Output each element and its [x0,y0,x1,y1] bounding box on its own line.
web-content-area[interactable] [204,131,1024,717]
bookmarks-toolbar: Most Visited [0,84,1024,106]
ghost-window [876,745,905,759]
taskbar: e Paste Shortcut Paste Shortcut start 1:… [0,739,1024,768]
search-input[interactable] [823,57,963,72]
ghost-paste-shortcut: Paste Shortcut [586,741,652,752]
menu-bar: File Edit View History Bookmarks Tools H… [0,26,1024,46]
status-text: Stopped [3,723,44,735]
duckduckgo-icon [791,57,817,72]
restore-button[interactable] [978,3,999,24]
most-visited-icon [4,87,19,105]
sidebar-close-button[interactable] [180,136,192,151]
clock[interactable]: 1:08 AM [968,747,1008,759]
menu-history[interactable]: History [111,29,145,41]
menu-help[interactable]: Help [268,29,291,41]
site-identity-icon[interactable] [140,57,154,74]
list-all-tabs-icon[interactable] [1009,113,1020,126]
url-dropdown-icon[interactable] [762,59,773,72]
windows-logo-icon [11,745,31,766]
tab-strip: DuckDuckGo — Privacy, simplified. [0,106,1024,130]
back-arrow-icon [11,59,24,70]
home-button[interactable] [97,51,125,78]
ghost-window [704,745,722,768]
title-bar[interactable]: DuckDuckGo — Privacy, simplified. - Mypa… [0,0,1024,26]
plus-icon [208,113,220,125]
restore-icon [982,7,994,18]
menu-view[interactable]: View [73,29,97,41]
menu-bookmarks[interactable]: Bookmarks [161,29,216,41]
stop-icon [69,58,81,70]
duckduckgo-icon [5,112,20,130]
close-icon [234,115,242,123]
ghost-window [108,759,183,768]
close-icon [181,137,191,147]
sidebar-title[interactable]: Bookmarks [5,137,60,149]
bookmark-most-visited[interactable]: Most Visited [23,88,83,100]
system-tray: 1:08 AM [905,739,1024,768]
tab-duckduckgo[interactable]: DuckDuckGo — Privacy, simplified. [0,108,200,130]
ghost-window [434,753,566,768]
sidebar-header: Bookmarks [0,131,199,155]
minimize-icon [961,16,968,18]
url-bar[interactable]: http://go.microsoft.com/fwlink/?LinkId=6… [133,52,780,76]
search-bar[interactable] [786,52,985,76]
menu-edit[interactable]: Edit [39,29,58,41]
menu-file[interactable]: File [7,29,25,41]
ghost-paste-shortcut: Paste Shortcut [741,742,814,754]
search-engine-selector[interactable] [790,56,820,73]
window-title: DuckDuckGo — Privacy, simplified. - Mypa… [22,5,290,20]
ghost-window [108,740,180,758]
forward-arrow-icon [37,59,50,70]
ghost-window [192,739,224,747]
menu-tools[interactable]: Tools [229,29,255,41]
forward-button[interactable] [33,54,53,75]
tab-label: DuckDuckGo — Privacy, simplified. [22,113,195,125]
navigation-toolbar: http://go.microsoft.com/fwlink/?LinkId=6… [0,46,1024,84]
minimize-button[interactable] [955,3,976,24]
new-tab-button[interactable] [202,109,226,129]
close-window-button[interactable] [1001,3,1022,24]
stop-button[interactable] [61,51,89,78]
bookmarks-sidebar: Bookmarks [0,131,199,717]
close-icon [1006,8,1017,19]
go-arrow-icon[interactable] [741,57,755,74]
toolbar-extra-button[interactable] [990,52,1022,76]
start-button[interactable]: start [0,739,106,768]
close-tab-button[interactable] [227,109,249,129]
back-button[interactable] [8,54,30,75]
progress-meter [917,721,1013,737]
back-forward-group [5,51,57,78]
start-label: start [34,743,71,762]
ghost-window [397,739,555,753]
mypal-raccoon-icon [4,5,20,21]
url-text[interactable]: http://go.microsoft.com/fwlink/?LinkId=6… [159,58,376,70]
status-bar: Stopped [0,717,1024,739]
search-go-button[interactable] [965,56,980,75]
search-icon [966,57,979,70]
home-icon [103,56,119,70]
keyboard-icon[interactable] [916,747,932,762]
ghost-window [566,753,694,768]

* * * * * * * * *

* _TASK TO COMPLETE_:
Substitute "background-window" for every occurrence of "ghost-window" in the data above, and reproduce all the lines with nothing else altered.

* _TASK OUTPUT_:
Output each element and its [x0,y0,x1,y1] bounding box on its own line.
web-content-area[interactable] [204,131,1024,717]
bookmarks-toolbar: Most Visited [0,84,1024,106]
background-window [876,745,905,759]
taskbar: e Paste Shortcut Paste Shortcut start 1:… [0,739,1024,768]
search-input[interactable] [823,57,963,72]
ghost-paste-shortcut: Paste Shortcut [586,741,652,752]
menu-bar: File Edit View History Bookmarks Tools H… [0,26,1024,46]
status-text: Stopped [3,723,44,735]
duckduckgo-icon [791,57,817,72]
restore-button[interactable] [978,3,999,24]
most-visited-icon [4,87,19,105]
sidebar-close-button[interactable] [180,136,192,151]
clock[interactable]: 1:08 AM [968,747,1008,759]
menu-history[interactable]: History [111,29,145,41]
menu-help[interactable]: Help [268,29,291,41]
site-identity-icon[interactable] [140,57,154,74]
list-all-tabs-icon[interactable] [1009,113,1020,126]
url-dropdown-icon[interactable] [762,59,773,72]
windows-logo-icon [11,745,31,766]
tab-strip: DuckDuckGo — Privacy, simplified. [0,106,1024,130]
back-arrow-icon [11,59,24,70]
home-button[interactable] [97,51,125,78]
background-window [704,745,722,768]
title-bar[interactable]: DuckDuckGo — Privacy, simplified. - Mypa… [0,0,1024,26]
plus-icon [208,113,220,125]
restore-icon [982,7,994,18]
menu-view[interactable]: View [73,29,97,41]
menu-bookmarks[interactable]: Bookmarks [161,29,216,41]
stop-icon [69,58,81,70]
duckduckgo-icon [5,112,20,130]
close-icon [234,115,242,123]
background-window [108,759,183,768]
close-icon [181,137,191,147]
sidebar-title[interactable]: Bookmarks [5,137,60,149]
bookmark-most-visited[interactable]: Most Visited [23,88,83,100]
system-tray: 1:08 AM [905,739,1024,768]
tab-duckduckgo[interactable]: DuckDuckGo — Privacy, simplified. [0,108,200,130]
background-window [434,753,566,768]
sidebar-header: Bookmarks [0,131,199,155]
minimize-icon [961,16,968,18]
url-bar[interactable]: http://go.microsoft.com/fwlink/?LinkId=6… [133,52,780,76]
search-bar[interactable] [786,52,985,76]
menu-edit[interactable]: Edit [39,29,58,41]
menu-file[interactable]: File [7,29,25,41]
ghost-paste-shortcut: Paste Shortcut [741,742,814,754]
search-engine-selector[interactable] [790,56,820,73]
window-title: DuckDuckGo — Privacy, simplified. - Mypa… [22,5,290,20]
background-window [108,740,180,758]
forward-arrow-icon [37,59,50,70]
background-window [192,739,224,747]
menu-tools[interactable]: Tools [229,29,255,41]
forward-button[interactable] [33,54,53,75]
tab-label: DuckDuckGo — Privacy, simplified. [22,113,195,125]
navigation-toolbar: http://go.microsoft.com/fwlink/?LinkId=6… [0,46,1024,84]
minimize-button[interactable] [955,3,976,24]
new-tab-button[interactable] [202,109,226,129]
close-window-button[interactable] [1001,3,1022,24]
stop-button[interactable] [61,51,89,78]
bookmarks-sidebar: Bookmarks [0,131,199,717]
close-icon [1006,8,1017,19]
go-arrow-icon[interactable] [741,57,755,74]
toolbar-extra-button[interactable] [990,52,1022,76]
start-button[interactable]: start [0,739,106,768]
close-tab-button[interactable] [227,109,249,129]
back-button[interactable] [8,54,30,75]
progress-meter [917,721,1013,737]
back-forward-group [5,51,57,78]
start-label: start [34,743,71,762]
background-window [397,739,555,753]
mypal-raccoon-icon [4,5,20,21]
url-text[interactable]: http://go.microsoft.com/fwlink/?LinkId=6… [159,58,376,70]
status-bar: Stopped [0,717,1024,739]
search-go-button[interactable] [965,56,980,75]
search-icon [966,57,979,70]
home-icon [103,56,119,70]
keyboard-icon[interactable] [916,747,932,762]
background-window [566,753,694,768]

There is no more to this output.